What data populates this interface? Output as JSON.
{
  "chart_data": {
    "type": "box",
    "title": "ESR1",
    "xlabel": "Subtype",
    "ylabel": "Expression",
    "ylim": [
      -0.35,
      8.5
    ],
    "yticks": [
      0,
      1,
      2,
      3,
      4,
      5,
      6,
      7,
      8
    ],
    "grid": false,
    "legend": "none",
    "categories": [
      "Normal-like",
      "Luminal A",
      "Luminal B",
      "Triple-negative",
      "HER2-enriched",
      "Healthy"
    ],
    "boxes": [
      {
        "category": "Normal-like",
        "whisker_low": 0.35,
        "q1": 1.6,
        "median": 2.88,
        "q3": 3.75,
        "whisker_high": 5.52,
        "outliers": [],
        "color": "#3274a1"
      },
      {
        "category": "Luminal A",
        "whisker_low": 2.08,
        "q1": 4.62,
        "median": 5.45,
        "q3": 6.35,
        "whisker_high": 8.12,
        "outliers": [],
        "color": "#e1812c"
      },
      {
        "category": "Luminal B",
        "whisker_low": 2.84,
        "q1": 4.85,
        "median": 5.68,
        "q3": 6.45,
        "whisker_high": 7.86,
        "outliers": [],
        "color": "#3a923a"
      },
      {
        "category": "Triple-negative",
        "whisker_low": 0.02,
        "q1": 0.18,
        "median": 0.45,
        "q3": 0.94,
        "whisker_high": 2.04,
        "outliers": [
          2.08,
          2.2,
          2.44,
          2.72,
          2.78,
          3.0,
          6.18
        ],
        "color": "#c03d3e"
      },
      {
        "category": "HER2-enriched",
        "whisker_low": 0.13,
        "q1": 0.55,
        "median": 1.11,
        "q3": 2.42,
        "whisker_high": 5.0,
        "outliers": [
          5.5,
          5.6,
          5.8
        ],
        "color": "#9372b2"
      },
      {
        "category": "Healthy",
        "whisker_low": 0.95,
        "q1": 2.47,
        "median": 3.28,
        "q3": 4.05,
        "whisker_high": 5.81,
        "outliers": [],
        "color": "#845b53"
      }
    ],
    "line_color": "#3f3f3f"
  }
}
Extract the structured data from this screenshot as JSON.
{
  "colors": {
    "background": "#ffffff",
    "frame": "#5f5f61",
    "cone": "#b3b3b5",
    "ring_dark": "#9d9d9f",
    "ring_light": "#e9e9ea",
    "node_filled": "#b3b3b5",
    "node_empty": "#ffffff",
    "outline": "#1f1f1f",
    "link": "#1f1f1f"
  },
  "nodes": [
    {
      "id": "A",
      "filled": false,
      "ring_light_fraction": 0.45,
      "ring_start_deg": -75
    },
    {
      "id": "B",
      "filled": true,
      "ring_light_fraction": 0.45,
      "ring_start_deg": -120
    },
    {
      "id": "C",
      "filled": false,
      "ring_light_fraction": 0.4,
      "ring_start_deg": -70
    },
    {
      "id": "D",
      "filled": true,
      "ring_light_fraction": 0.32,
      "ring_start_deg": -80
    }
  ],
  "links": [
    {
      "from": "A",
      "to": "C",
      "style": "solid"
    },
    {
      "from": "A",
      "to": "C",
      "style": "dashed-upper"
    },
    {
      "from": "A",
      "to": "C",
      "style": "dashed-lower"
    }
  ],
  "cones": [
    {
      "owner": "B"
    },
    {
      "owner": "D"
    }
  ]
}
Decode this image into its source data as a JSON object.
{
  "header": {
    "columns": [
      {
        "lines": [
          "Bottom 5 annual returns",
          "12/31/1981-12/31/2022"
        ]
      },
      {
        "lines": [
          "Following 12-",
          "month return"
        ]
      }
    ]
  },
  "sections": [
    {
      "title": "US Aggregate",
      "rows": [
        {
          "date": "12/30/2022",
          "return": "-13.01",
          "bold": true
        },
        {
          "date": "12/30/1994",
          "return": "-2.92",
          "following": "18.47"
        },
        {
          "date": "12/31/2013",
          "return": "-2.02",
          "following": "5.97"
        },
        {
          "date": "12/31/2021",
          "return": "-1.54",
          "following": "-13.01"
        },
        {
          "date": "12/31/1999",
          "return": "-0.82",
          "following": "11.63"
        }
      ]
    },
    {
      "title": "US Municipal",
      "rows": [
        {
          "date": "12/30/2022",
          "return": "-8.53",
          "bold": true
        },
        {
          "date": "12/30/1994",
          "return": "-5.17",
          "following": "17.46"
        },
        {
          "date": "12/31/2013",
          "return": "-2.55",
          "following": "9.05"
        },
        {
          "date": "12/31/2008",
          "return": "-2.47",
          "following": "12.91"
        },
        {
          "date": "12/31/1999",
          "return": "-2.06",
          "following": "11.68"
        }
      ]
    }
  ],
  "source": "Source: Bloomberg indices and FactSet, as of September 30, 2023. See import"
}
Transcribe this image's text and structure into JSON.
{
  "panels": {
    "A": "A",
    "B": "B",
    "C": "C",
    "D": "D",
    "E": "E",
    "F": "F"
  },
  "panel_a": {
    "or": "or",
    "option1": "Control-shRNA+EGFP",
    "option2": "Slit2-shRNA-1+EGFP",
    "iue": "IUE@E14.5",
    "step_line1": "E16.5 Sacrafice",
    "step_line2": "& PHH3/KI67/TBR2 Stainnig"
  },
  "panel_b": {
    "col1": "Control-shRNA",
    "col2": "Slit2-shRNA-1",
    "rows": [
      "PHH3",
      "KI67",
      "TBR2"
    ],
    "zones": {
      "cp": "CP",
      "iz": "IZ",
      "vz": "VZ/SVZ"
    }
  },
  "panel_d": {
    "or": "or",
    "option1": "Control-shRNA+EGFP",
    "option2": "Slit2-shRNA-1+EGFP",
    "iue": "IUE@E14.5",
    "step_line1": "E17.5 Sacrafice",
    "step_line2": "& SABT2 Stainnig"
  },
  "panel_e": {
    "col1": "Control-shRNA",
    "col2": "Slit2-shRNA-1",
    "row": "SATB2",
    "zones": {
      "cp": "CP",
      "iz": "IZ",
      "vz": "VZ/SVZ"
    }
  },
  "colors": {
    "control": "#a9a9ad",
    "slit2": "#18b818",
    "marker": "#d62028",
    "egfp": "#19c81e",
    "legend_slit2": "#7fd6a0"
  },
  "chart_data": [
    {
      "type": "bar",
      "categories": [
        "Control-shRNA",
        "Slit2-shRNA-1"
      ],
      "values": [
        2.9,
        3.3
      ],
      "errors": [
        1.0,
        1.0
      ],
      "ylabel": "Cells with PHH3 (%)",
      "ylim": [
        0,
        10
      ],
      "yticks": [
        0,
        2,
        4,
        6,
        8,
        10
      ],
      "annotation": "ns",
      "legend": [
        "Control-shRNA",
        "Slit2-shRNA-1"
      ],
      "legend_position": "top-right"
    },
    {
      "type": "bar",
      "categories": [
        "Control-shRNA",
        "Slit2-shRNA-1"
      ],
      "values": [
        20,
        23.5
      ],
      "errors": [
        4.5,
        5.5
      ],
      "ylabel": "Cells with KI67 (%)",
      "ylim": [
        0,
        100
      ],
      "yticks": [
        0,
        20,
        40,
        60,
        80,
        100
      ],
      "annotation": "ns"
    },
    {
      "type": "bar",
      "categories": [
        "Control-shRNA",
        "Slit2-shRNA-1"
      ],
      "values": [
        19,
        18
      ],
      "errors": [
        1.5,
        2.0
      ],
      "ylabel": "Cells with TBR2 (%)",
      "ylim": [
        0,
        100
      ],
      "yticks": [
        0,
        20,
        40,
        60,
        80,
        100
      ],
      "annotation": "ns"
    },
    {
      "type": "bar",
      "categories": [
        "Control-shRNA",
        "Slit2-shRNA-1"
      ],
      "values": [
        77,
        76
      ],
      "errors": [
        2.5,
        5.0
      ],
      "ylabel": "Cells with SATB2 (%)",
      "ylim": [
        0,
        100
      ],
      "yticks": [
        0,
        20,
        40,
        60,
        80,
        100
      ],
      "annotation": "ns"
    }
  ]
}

--*--

Directive
Pick out, from the lines above, every one that contains the string "Sacrafice".

The completed task
    "step_line1": "E16.5 Sacrafice",
    "step_line1": "E17.5 Sacrafice",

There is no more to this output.